Without the pictures, copy all the entries below exactly.

-*-

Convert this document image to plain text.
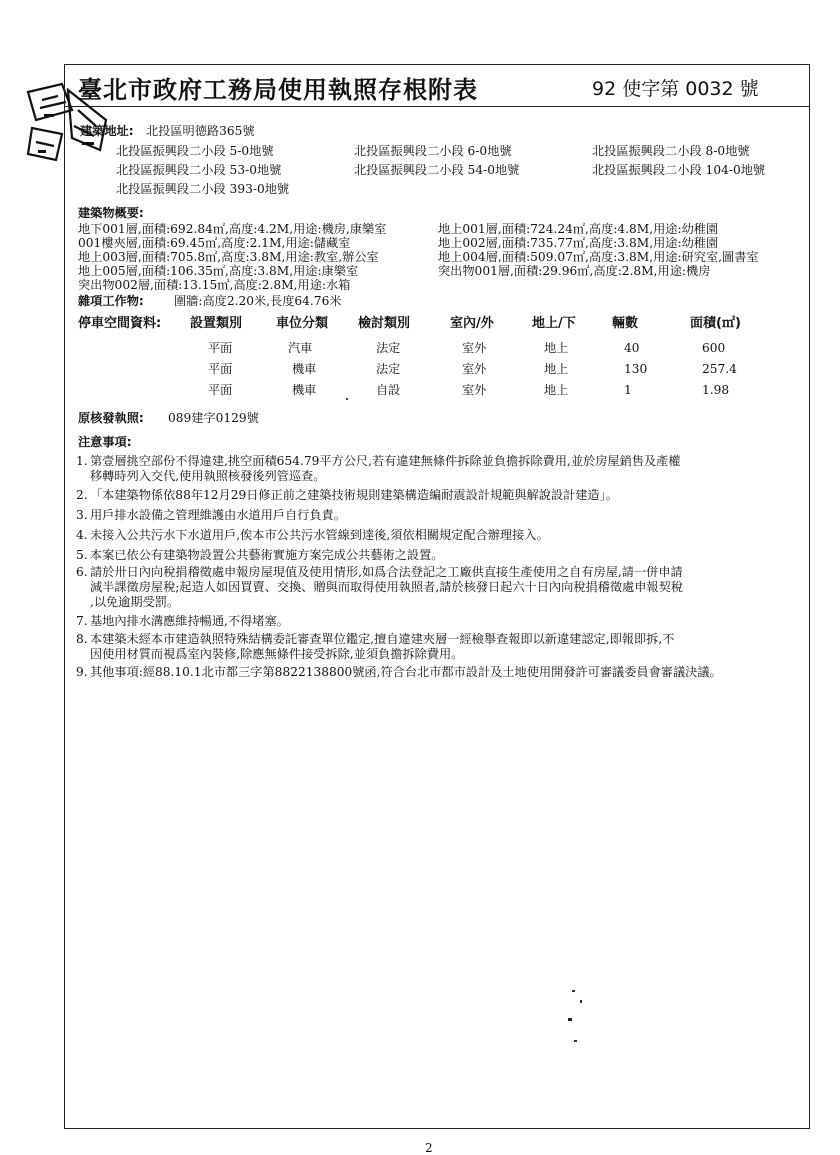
臺北市政府工務局使用執照存根附表	92 使字第 0032 號
建築地址: 北投區明德路365號
北投區振興段二小段 5-0地號	北投區振興段二小段 6-0地號	北投區振興段二小段 8-0地號
北投區振興段二小段 53-0地號	北投區振興段二小段 54-0地號	北投區振興段二小段 104-0地號
北投區振興段二小段 393-0地號
建築物概要:
地下001層,面積:692.84㎡,高度:4.2M,用途:機房,康樂室
001樓夾層,面積:69.45㎡,高度:2.1M,用途:儲藏室
地上003層,面積:705.8㎡,高度:3.8M,用途:教室,辦公室
地上005層,面積:106.35㎡,高度:3.8M,用途:康樂室
突出物002層,面積:13.15㎡,高度:2.8M,用途:水箱
地上001層,面積:724.24㎡,高度:4.8M,用途:幼稚園
地上002層,面積:735.77㎡,高度:3.8M,用途:幼稚園
地上004層,面積:509.07㎡,高度:3.8M,用途:研究室,圖書室
突出物001層,面積:29.96㎡,高度:2.8M,用途:機房
雜項工作物: 圍牆:高度2.20米,長度64.76米
停車空間資料: 設置類別	車位分類 檢討類別	室內/外	地上/下	輛數	面積(㎡)
平面	汽車	法定	室外	地上	40	600
平面	機車	法定	室外	地上	130	257.4
平面	機車	自設	室外	地上	1	1.98
原核發執照: 089建字0129號
注意事項:
1. 第壹層挑空部份不得違建,挑空面積654.79平方公尺,若有違建無條件拆除並負擔拆除費用,並於房屋銷售及產權
移轉時列入交代,使用執照核發後列管巡查。
2. 「本建築物係依88年12月29日修正前之建築技術規則建築構造編耐震設計規範與解說設計建造」。
3. 用戶排水設備之管理維護由水道用戶自行負責。
4. 未接入公共污水下水道用戶,俟本市公共污水管線到達後,須依相關規定配合辦理接入。
5. 本案已依公有建築物設置公共藝術實施方案完成公共藝術之設置。
6. 請於卅日內向稅捐稽徵處申報房屋現值及使用情形,如爲合法登記之工廠供直接生產使用之自有房屋,請一併申請
減半課徵房屋稅;起造人如因買賣、交換、贈與而取得使用執照者,請於核發日起六十日內向稅捐稽徵處申報契稅
,以免逾期受罰。
7. 基地內排水溝應維持暢通,不得堵塞。
8. 本建築未經本市建造執照特殊結構委託審查單位鑑定,擅自違建夾層一經檢舉查報即以新違建認定,即報即拆,不
因使用材質而視爲室內裝修,除應無條件接受拆除,並須負擔拆除費用。
9. 其他事項:經88.10.1北市都三字第8822138800號函,符合台北市都市設計及土地使用開發許可審議委員會審議決議。
2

-*-

**TASK OUTPUT:**
Convert this document image to plain text.
臺北市政府工務局使用執照存根附表	92 使字第 0032 號
建築地址: 北投區明德路365號
北投區振興段二小段 5-0地號	北投區振興段二小段 6-0地號	北投區振興段二小段 8-0地號
北投區振興段二小段 53-0地號	北投區振興段二小段 54-0地號	北投區振興段二小段 104-0地號
北投區振興段二小段 393-0地號
建築物概要:
地下001層,面積:692.84㎡,高度:4.2M,用途:機房,康樂室
001樓夾層,面積:69.45㎡,高度:2.1M,用途:儲藏室
地上003層,面積:705.8㎡,高度:3.8M,用途:教室,辦公室
地上005層,面積:106.35㎡,高度:3.8M,用途:康樂室
突出物002層,面積:13.15㎡,高度:2.8M,用途:水箱
地上001層,面積:724.24㎡,高度:4.8M,用途:幼稚園
地上002層,面積:735.77㎡,高度:3.8M,用途:幼稚園
地上004層,面積:509.07㎡,高度:3.8M,用途:研究室,圖書室
突出物001層,面積:29.96㎡,高度:2.8M,用途:機房
雜項工作物: 圍牆:高度2.20米,長度64.76米
停車空間資料: 設置類別	車位分類 檢討類別	室內/外	地上/下	輛數	面積(㎡)
平面	汽車	法定	室外	地上	40	600
平面	機車	法定	室外	地上	130	257.4
平面	機車	自設	室外	地上	1	1.98
原核發執照: 089建字0129號
注意事項:
1. 第壹層挑空部份不得違建,挑空面積654.79平方公尺,若有違建無條件拆除並負擔拆除費用,並於房屋銷售及產權
移轉時列入交代,使用執照核發後列管巡查。
2. 「本建築物係依88年12月29日修正前之建築技術規則建築構造編耐震設計規範與解說設計建造」。
3. 用戶排水設備之管理維護由水道用戶自行負責。
4. 未接入公共污水下水道用戶,俟本市公共污水管線到達後,須依相關規定配合辦理接入。
5. 本案已依公有建築物設置公共藝術實施方案完成公共藝術之設置。
6. 請於卅日內向稅捐稽徵處申報房屋現值及使用情形,如爲合法登記之工廠供直接生產使用之自有房屋,請一併申請
減半課徵房屋稅;起造人如因買賣、交換、贈與而取得使用執照者,請於核發日起六十日內向稅捐稽徵處申報契稅
,以免逾期受罰。
7. 基地內排水溝應維持暢通,不得堵塞。
8. 本建築未經本市建造執照特殊結構委託審查單位鑑定,擅自違建夾層一經檢舉查報即以新違建認定,即報即拆,不
因使用材質而視爲室內裝修,除應無條件接受拆除,並須負擔拆除費用。
9. 其他事項:經88.10.1北市都三字第8822138800號函,符合台北市都市設計及土地使用開發許可審議委員會審議決議。
2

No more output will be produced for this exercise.